### Provided records

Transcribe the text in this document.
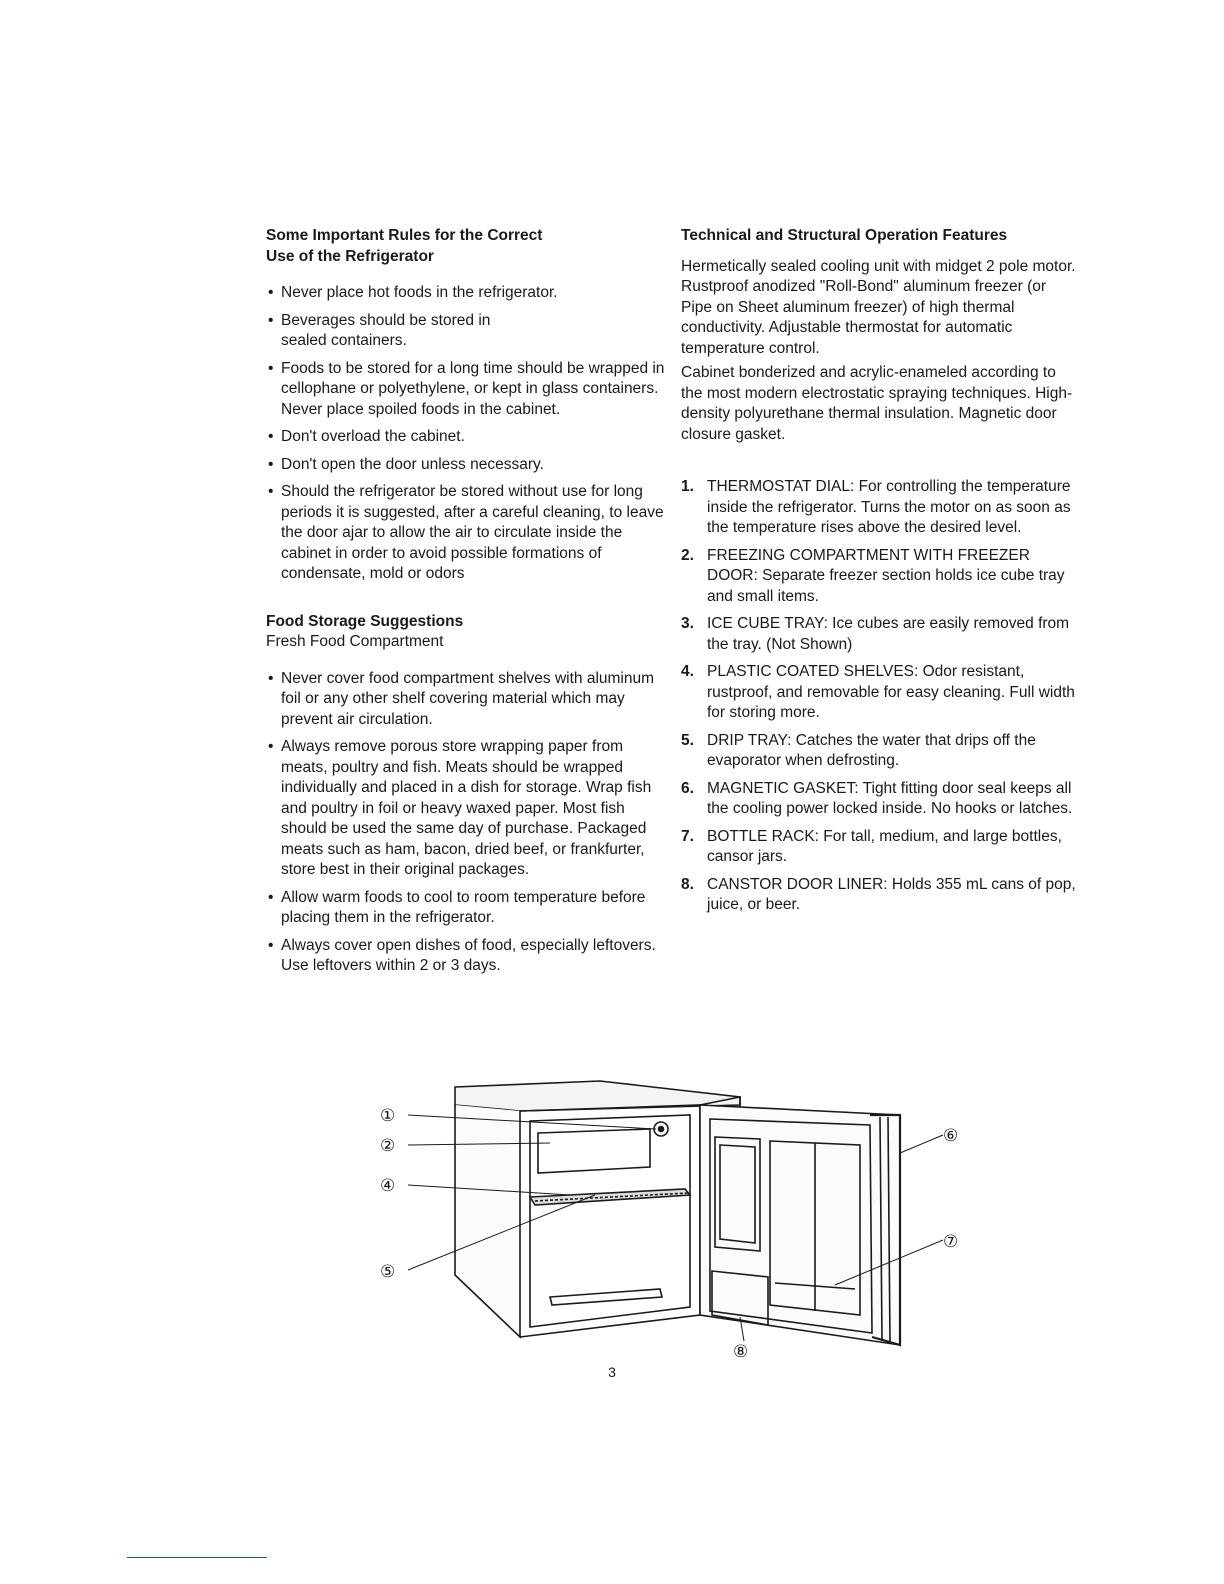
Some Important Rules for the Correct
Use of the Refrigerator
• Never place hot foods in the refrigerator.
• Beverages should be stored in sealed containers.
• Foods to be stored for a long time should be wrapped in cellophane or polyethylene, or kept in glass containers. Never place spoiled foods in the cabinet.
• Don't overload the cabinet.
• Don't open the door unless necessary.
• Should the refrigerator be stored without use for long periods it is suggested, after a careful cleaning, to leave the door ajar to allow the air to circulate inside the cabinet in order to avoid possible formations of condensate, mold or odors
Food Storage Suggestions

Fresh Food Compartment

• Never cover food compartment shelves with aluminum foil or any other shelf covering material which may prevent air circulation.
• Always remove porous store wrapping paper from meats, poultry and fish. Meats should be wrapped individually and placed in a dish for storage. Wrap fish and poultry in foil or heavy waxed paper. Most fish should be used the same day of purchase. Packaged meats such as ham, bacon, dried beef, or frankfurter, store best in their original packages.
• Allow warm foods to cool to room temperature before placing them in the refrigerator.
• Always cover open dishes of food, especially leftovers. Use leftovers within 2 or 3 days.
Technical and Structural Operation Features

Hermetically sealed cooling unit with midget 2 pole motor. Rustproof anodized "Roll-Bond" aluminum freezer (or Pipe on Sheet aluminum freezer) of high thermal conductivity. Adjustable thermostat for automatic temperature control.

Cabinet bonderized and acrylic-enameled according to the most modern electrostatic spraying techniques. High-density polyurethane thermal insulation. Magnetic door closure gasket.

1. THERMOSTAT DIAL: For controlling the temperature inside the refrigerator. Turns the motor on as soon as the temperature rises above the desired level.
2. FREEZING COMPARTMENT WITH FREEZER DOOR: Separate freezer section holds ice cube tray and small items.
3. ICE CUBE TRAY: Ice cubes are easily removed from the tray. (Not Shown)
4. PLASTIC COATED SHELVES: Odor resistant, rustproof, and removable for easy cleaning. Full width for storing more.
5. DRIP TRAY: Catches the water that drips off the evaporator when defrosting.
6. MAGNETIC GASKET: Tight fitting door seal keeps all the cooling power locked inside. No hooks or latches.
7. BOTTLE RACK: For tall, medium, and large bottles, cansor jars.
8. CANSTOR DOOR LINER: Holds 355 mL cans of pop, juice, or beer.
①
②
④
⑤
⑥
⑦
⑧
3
* * *
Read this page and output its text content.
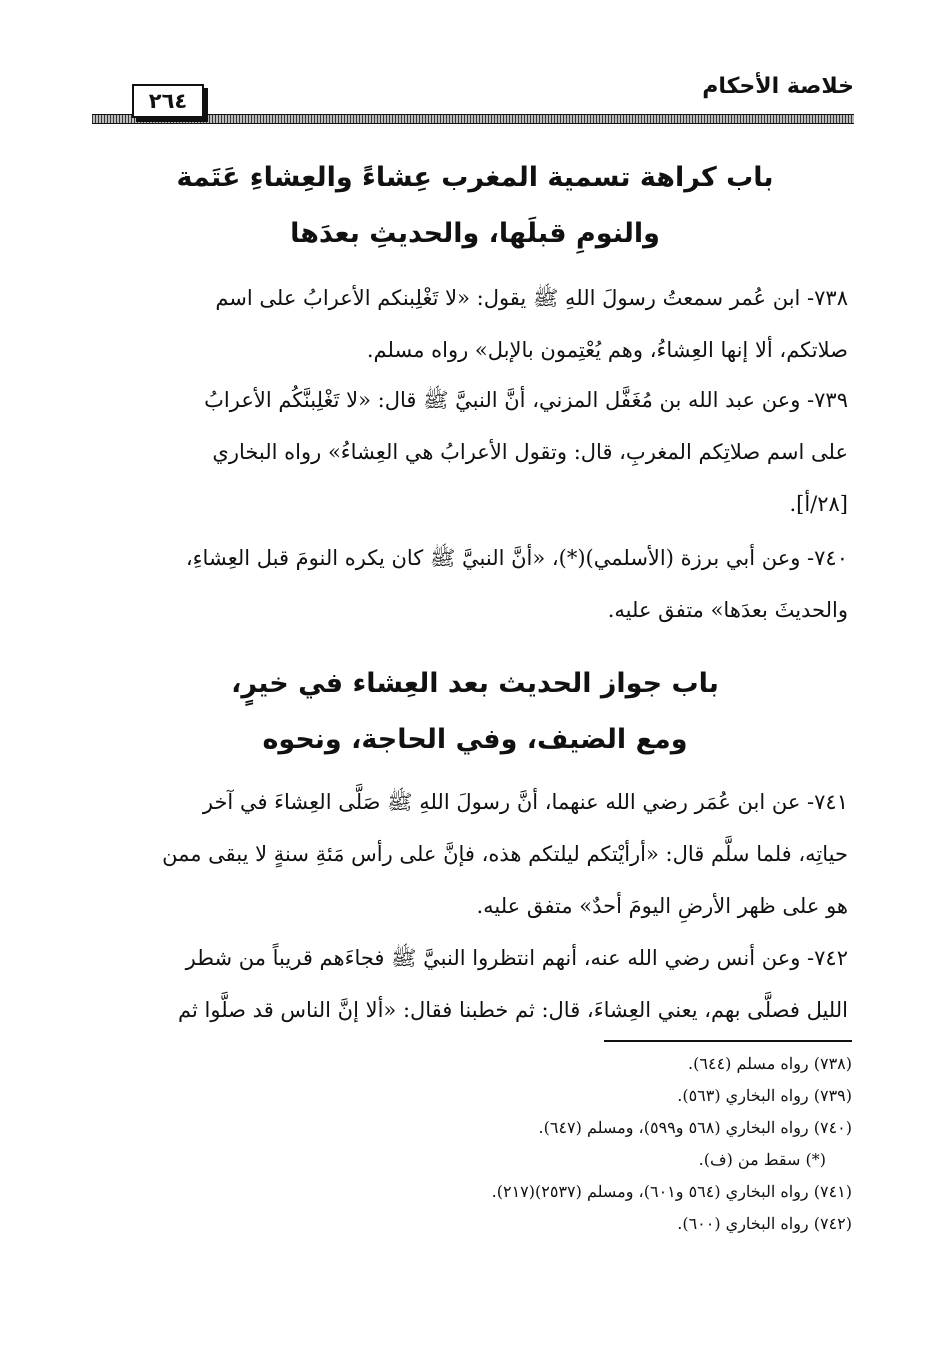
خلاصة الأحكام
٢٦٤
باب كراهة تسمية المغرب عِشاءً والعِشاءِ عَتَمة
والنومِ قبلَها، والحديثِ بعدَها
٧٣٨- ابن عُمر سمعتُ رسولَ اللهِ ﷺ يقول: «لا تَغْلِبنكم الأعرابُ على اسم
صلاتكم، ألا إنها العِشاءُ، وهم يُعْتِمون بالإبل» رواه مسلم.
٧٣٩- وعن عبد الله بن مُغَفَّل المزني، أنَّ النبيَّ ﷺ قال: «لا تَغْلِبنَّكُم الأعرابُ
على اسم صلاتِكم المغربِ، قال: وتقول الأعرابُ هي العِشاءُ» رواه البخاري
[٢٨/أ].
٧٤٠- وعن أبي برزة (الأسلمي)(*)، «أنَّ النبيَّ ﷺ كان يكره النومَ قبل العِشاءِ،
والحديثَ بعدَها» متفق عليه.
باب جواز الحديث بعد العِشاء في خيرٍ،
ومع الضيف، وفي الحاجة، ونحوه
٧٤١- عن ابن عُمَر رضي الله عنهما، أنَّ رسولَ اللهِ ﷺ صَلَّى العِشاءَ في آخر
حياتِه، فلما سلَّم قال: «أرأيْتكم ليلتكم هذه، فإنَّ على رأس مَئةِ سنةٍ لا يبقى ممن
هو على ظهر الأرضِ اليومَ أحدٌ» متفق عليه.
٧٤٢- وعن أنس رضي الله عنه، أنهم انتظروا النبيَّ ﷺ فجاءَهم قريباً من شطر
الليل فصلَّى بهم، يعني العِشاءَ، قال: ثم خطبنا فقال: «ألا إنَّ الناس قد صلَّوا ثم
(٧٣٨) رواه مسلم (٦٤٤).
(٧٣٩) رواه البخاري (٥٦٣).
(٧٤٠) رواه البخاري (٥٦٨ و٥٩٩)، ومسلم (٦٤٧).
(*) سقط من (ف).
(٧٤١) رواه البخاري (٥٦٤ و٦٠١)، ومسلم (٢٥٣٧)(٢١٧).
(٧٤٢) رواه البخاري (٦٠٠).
--
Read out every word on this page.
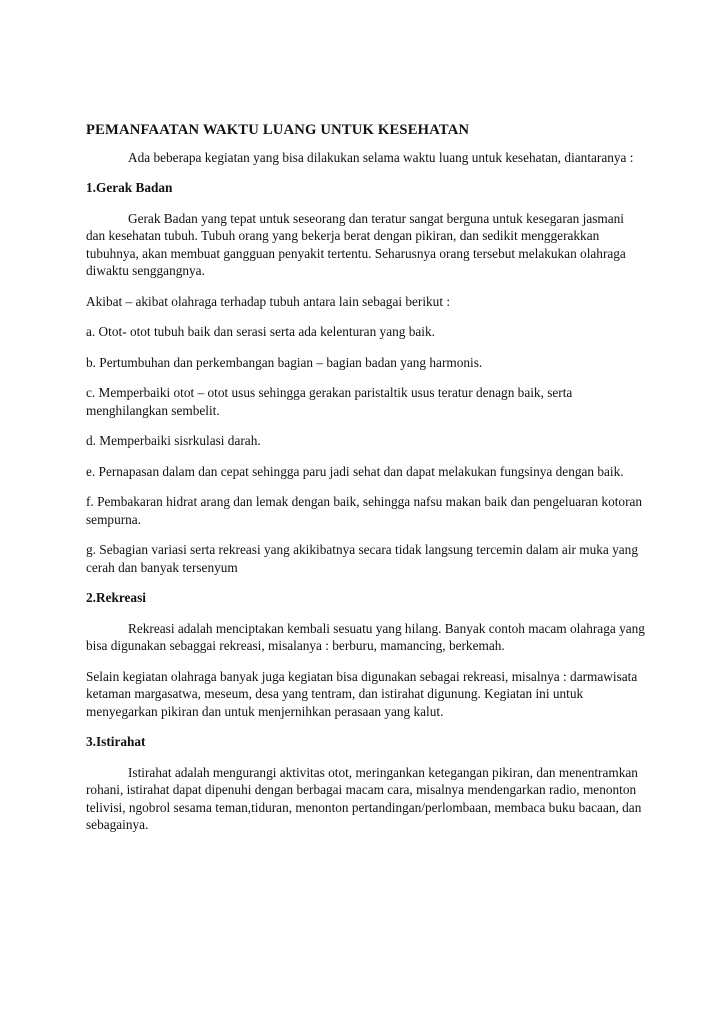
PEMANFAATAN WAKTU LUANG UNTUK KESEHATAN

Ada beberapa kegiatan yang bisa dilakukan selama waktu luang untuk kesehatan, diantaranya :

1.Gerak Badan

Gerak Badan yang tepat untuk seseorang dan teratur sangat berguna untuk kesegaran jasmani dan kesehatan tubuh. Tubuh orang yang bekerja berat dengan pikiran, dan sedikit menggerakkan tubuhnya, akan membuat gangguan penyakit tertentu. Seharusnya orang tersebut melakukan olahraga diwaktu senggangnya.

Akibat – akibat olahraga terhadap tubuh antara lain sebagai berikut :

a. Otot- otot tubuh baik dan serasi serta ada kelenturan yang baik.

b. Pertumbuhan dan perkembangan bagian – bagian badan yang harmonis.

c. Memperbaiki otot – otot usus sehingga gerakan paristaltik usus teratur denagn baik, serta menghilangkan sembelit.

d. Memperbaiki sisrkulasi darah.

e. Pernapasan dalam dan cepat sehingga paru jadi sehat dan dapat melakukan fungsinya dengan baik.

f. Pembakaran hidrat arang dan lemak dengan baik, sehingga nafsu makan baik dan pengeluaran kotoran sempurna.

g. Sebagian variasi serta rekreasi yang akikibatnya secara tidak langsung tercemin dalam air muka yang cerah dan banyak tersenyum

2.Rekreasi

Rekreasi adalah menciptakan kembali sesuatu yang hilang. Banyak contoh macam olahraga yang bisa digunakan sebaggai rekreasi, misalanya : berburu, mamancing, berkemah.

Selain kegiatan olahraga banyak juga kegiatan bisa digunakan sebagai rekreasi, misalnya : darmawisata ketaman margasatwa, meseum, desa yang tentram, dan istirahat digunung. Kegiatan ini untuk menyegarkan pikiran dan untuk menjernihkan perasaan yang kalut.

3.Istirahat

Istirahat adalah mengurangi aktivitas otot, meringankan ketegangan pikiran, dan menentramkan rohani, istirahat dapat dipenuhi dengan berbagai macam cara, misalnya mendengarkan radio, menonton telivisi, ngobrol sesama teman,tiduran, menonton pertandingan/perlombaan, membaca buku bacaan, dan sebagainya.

### Task statement
List the lines of the material in which the word "dalam" occurs.

### Task response
e. Pernapasan dalam dan cepat sehingga paru jadi sehat dan dapat melakukan fungsinya dengan baik.
g. Sebagian variasi serta rekreasi yang akikibatnya secara tidak langsung tercemin dalam air muka yang cerah dan banyak tersenyum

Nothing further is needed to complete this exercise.